▸ **EXTRACT PROVIDED**:
━━━

MOSCOW — Russian opposition leader Alexei Navalny on Monday released a recording of a phone call he said he made to an alleged state security operative, who revealed some details of how the politician was supposedly poisoned and whom media identified as a member of a team that has reportedly trailed Navalny for years.

The man in the recording indicated that he was involved in cleaning up Navalny’s clothes “so that there wouldn’t be any traces” after Russian President Vladimir Putin’s top critic fell into a coma while on a domestic flight over Siberia. During the recorded call, the man said that if the plane hadn’t made an emergency landing, “the situation would have turned out differently.”

The man, who was named in a news report last week as an operative from Russia’s FSB domestic security agency, pointed to Navalny’s underwear as a place where the substance that poisoned the politician may have been planted.

Navalny fell sick during the Aug. 20 flight in Russia and was flown to Berlin while in a coma for treatment two days later. Labs in Germany, France and Sweden, and tests by the Organization for the Prohibition of Chemical Weapons, established that he was exposed to a Soviet-era Novichok nerve agent.

Russian authorities have vehemently denied any involvement in the poisoning.

Last week, the investigative group Bellingcat released a report alleging that operatives from Russia’s FSB domestic security agency followed Navalny during his trips since 2017, had “specialized training in chemical weapons, chemistry and medicine,” and some of Kremlin critic Alexei Navalny said he talked to an alleged state security operative, who revealed details of how the politician was supposedly poisoned. PAVEL GOLOVKIN/AP them were “in the vicinity” of Navalny in the timeframe “during which he was poisoned.”

Navalny, who is convalescing in Germany, said the report proved beyond doubt that FSB operatives tried to kill him on Putin’s orders.

On Monday, he posted a video on his YouTube channel Monday titled “I called my killer. He confessed.”

The video showed him speaking on the phone with one of the alleged operatives. Bellingcat and other media outlets identified the man Navalny said he spoke with as Konstantin Kudryavtsev, a trained chemical-weapons specialist. The investigation alleged that Kudryavtsev traveled to Omsk — the Siberian city where the plane carrying Navalny when he became ill made an emergency landing and where the comatose politician first was hospitalized — several days after Navalny was airlifted to Berlin.

Navalny said he phoned the alleged FSB operative hours before the Bellingcat report was released.

Navalny introduced himself as an aide to Russian Security Council Secretary Nikolai Patrushev and said he needed to debrief the man on what had happened in another Siberian city, Tomsk, where the politician believes he was poisoned.

The conversation lasted 45 minutes, Navalny said.

Bellingcat and The Insider published the full recording and transcripts of it.

The man on the other end of the call indicated that he was involved in the “processing” of Navalny’s clothes so “there wouldn’t be any traces.”

The man acknowledged knowing several other supposed FSB operatives mentioned in the Bellingcat investigation. A few times, he expressed reluctance to speak on an unsecured line, but kept answering Navalny’s questions.

While posing as a Security Council aide, the politician asked “what went wrong” and why Navalny survived the poisoning.

The man on the other end replied “it would have all gone differently” if the plane hadn’t made the emergency landing and “if (it had) not (been) for the prompt work of the ambulance medics on the runway.”

━━━

▸ **DATA EXCERPTS**:
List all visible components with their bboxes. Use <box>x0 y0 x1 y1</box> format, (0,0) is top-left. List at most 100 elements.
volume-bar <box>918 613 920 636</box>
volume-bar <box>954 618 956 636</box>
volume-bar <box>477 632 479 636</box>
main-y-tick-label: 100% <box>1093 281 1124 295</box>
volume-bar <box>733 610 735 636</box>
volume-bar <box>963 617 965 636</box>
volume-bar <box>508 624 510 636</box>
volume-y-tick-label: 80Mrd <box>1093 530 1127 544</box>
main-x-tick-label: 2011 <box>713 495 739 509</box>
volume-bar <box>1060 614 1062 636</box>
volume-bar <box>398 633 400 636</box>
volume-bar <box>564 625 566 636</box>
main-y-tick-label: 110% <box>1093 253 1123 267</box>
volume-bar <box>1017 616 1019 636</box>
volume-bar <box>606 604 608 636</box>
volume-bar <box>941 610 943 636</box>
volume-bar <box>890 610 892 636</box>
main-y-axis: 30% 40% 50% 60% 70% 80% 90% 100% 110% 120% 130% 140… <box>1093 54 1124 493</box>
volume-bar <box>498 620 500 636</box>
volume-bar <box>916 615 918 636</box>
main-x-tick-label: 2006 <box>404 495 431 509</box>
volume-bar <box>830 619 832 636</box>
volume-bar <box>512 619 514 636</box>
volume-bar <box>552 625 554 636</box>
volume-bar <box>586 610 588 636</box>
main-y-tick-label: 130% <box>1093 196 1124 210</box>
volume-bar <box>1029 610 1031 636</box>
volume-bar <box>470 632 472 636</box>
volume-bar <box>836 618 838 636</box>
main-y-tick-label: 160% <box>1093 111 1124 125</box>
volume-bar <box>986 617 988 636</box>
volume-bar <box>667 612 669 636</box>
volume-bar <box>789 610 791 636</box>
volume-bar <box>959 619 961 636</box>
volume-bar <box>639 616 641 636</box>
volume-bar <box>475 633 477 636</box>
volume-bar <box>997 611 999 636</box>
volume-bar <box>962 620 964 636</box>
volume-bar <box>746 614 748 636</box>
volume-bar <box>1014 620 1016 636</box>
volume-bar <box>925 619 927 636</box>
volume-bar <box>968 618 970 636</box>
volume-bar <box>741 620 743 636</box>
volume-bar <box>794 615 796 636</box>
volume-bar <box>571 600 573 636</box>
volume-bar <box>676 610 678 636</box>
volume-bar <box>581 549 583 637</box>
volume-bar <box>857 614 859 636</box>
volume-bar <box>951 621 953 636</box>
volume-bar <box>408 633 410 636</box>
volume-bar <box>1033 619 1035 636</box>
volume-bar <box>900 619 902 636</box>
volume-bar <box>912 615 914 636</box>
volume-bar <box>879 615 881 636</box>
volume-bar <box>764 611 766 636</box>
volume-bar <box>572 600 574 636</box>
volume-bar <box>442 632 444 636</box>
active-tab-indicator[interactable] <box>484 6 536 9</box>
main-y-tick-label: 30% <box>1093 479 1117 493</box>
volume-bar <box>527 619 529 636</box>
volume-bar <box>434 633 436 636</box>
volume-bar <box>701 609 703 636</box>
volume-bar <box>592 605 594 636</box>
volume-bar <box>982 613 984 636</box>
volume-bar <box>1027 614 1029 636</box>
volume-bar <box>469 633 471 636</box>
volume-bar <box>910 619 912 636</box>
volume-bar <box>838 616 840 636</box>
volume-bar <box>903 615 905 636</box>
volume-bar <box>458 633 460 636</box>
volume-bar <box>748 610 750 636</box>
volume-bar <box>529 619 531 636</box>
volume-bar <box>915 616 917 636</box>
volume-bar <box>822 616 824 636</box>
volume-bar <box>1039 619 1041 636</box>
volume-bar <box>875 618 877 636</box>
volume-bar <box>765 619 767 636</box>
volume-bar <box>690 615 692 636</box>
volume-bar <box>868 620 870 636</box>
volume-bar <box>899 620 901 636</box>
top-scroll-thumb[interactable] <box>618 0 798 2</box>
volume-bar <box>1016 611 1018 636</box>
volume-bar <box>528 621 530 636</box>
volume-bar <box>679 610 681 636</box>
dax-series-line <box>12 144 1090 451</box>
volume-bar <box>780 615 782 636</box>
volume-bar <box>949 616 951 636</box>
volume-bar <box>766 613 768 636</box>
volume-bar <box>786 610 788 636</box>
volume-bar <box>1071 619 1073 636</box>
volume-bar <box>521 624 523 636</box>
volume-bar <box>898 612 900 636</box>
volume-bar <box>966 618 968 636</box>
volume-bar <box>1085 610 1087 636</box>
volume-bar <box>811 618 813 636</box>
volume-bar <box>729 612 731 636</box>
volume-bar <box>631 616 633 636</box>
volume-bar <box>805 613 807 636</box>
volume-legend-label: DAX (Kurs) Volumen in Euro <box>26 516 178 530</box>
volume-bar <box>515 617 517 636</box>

━━━

▸ **ACTIVITY**:
List every city named in the article about Navalny's phone call.

▸ **ANSWER SECTION**:
Moscow, Berlin, Omsk, Tomsk